◆ Required work ◆
Report every line from the material that contains the word "title".

** begin Data **

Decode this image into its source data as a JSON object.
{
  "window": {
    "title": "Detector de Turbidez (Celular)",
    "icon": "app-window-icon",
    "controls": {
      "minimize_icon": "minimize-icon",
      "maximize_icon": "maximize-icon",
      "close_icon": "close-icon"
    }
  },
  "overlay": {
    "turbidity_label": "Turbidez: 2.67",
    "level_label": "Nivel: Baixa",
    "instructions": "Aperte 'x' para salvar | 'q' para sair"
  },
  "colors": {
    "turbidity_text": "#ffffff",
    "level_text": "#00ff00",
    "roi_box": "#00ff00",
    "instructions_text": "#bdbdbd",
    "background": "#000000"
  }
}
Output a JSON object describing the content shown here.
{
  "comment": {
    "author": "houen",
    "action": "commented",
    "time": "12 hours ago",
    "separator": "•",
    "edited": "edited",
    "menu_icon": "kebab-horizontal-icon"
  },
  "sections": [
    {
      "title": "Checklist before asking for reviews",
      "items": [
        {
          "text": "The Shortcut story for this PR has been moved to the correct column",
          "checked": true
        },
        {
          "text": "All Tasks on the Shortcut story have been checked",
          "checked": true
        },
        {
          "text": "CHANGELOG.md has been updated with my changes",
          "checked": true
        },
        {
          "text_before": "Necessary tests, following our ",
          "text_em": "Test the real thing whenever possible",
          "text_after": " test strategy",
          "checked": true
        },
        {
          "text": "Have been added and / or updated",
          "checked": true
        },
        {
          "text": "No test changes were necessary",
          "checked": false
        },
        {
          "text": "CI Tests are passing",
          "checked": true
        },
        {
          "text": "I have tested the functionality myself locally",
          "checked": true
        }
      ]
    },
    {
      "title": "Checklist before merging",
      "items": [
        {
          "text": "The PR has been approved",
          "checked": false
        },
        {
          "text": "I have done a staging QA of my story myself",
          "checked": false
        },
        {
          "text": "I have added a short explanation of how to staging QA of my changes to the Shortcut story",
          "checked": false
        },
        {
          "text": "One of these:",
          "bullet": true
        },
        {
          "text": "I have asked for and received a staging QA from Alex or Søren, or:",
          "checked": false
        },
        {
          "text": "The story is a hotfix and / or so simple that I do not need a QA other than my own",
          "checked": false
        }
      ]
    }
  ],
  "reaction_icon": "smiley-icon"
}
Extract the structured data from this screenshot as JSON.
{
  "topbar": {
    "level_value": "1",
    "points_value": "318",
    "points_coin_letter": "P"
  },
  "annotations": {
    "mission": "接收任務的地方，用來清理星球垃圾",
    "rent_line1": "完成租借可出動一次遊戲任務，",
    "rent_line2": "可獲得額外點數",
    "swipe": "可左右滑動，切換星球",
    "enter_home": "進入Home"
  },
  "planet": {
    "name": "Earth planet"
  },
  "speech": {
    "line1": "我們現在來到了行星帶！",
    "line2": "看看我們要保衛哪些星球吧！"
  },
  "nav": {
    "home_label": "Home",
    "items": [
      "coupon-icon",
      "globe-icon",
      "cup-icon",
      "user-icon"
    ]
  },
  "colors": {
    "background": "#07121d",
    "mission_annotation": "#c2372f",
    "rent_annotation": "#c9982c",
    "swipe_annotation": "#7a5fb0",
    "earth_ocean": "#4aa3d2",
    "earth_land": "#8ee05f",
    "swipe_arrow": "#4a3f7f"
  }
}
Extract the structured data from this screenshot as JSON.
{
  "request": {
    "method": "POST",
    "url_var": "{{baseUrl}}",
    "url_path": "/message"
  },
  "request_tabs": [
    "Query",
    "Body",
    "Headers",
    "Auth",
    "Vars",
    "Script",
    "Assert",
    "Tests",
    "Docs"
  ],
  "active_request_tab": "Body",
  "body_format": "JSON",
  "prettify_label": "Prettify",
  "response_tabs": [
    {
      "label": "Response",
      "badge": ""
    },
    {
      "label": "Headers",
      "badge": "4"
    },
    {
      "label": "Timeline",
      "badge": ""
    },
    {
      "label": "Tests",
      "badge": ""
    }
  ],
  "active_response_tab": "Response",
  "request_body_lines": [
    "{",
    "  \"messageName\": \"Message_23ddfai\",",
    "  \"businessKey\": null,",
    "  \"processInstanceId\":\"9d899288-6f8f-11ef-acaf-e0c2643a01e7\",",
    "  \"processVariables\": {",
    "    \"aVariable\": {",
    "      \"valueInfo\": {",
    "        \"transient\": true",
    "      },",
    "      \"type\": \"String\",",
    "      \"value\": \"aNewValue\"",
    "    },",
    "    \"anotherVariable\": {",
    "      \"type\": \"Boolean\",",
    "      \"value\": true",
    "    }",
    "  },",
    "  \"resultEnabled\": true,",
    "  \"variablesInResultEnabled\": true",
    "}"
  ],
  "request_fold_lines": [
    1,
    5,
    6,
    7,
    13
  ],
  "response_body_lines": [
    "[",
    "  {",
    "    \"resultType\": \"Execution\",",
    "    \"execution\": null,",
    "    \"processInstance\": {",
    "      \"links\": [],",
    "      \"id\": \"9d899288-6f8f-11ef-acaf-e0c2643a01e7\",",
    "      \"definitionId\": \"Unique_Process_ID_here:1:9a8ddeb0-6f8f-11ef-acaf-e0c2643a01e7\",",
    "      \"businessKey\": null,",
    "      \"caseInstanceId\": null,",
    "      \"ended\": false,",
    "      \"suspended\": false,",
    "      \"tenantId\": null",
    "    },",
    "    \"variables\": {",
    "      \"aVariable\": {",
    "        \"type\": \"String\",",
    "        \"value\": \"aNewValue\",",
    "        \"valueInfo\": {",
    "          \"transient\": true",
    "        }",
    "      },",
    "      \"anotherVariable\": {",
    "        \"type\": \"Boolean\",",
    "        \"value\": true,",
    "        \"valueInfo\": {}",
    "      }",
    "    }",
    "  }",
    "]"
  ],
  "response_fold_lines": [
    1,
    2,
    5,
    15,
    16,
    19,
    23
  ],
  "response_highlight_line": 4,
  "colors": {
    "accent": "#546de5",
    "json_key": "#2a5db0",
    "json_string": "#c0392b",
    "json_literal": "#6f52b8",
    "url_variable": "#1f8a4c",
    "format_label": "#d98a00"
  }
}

** end Data **

◆ Solution for this task ◆
    "title": "Detector de Turbidez (Celular)",
      "title": "Checklist before asking for reviews",
      "title": "Checklist before merging",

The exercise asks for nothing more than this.